**Written problem:**
Pull every line holding the string "常丐食诵诗" from the records below.

**Supplied records:**

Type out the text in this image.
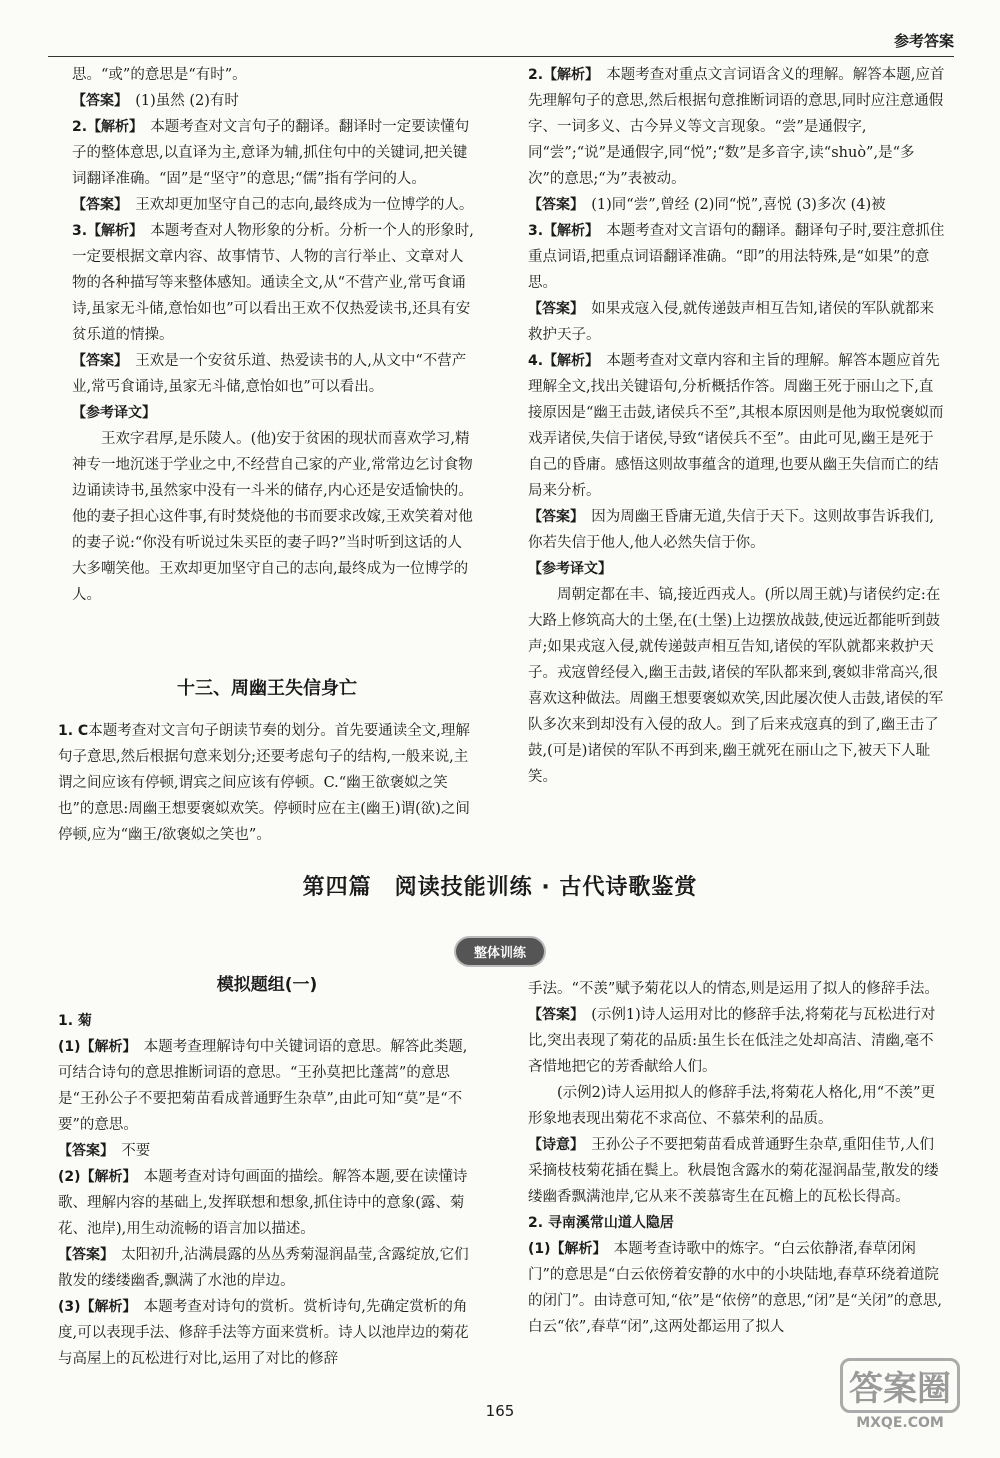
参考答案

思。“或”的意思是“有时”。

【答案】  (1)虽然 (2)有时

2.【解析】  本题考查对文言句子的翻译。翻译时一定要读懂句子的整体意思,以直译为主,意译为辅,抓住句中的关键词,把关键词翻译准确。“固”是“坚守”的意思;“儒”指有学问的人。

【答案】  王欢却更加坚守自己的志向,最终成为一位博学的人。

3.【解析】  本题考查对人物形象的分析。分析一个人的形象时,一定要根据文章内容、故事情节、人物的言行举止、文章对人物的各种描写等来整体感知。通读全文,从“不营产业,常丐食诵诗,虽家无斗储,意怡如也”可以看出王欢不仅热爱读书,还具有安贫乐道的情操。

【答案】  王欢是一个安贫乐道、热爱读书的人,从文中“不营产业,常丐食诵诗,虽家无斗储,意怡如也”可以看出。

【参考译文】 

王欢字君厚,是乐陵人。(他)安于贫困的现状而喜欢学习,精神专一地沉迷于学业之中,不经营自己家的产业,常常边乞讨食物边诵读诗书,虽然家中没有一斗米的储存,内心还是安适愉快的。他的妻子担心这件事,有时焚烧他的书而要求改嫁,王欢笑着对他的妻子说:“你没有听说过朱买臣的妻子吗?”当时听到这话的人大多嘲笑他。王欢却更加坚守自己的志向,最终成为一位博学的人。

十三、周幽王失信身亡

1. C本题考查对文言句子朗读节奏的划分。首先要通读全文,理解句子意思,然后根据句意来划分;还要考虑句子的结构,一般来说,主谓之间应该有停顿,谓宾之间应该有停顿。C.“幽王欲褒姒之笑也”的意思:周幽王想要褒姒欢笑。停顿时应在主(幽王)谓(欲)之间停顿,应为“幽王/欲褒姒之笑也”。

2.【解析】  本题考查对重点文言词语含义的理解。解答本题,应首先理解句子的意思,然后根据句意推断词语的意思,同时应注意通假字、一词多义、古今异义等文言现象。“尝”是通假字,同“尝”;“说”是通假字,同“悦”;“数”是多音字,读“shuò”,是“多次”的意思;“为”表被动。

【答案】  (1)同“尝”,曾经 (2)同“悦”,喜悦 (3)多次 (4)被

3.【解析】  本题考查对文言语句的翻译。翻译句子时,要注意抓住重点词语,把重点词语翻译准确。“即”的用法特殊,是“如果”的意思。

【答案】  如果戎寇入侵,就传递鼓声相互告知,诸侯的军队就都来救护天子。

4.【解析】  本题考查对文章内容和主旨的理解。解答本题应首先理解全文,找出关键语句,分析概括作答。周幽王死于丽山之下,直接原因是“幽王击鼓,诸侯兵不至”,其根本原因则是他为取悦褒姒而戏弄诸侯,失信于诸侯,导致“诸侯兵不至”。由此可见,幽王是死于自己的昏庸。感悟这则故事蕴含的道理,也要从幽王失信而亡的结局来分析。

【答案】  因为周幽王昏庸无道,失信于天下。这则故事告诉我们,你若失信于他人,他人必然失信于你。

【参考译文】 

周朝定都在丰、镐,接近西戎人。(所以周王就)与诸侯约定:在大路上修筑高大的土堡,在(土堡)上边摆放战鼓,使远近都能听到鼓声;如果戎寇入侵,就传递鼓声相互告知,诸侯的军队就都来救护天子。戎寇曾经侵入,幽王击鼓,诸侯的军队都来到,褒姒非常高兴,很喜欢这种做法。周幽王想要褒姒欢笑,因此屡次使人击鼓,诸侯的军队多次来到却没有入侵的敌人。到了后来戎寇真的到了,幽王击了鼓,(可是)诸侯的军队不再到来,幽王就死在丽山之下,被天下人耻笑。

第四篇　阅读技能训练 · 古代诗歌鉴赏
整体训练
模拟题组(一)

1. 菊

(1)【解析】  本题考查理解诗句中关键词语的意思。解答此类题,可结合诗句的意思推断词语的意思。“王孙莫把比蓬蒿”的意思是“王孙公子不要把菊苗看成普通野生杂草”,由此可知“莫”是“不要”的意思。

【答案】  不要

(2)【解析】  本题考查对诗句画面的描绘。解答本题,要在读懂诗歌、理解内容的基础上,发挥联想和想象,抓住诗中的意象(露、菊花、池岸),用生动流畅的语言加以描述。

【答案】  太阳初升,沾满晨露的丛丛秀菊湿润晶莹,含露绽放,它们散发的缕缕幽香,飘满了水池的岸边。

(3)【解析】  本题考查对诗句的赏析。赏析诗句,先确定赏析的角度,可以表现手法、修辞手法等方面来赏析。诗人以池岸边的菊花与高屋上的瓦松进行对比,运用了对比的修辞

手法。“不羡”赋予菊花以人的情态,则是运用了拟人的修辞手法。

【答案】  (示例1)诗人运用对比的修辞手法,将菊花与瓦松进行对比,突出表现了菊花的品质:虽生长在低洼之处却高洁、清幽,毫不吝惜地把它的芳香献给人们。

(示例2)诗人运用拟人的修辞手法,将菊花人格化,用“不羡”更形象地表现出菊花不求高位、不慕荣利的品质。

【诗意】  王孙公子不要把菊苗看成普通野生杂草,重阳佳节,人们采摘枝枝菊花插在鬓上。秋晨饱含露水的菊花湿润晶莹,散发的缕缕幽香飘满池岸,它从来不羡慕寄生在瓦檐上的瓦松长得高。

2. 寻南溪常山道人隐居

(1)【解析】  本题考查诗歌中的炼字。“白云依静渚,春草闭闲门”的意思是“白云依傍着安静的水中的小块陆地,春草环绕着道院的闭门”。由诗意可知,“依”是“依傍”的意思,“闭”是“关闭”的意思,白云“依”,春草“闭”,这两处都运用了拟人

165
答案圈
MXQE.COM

...

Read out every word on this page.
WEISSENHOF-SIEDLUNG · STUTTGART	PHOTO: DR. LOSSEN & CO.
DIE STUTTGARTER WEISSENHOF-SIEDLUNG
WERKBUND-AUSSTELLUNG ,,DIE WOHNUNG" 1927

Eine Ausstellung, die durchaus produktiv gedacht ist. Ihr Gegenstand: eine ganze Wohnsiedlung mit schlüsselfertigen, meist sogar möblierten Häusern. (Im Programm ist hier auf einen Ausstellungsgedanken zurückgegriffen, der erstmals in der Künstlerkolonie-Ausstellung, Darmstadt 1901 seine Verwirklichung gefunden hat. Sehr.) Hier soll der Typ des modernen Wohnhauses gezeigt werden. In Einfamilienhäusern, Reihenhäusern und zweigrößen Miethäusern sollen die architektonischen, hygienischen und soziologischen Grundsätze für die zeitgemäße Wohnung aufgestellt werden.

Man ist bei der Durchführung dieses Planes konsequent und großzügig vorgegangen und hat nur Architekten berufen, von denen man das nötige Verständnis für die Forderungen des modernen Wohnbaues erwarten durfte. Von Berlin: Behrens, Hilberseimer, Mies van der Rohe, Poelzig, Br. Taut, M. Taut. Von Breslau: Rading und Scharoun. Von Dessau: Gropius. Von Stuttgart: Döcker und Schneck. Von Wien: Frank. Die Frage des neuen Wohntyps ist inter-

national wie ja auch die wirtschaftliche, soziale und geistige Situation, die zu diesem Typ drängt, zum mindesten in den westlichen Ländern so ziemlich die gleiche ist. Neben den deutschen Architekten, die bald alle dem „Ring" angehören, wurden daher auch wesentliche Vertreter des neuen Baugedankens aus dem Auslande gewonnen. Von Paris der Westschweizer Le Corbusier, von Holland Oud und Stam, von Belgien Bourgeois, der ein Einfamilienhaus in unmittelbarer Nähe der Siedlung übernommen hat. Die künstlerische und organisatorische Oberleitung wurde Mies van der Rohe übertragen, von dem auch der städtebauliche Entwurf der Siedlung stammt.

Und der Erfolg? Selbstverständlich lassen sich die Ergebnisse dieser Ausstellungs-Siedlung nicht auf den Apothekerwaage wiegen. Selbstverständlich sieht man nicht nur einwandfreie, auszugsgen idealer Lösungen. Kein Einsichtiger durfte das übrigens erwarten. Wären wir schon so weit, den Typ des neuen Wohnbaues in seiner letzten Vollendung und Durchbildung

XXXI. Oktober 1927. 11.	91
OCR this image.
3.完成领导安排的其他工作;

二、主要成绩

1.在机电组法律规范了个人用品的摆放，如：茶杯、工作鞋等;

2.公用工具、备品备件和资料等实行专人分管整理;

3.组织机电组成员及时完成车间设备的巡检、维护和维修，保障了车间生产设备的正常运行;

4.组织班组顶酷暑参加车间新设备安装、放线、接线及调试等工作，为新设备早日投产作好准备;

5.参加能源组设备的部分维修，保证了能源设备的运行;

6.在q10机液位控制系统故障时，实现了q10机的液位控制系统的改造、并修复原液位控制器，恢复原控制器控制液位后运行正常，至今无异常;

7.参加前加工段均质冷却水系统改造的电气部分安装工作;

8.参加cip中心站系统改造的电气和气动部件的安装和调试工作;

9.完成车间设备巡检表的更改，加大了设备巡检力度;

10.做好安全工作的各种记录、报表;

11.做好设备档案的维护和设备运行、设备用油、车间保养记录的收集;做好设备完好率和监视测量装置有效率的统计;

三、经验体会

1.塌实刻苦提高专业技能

**Answer:**
3.【解析】  本题考查对人物形象的分析。分析一个人的形象时,一定要根据文章内容、故事情节、人物的言行举止、文章对人物的各种描写等来整体感知。通读全文,从“不营产业,常丐食诵诗,虽家无斗储,意怡如也”可以看出王欢不仅热爱读书,还具有安贫乐道的情操。
【答案】  王欢是一个安贫乐道、热爱读书的人,从文中“不营产业,常丐食诵诗,虽家无斗储,意怡如也”可以看出。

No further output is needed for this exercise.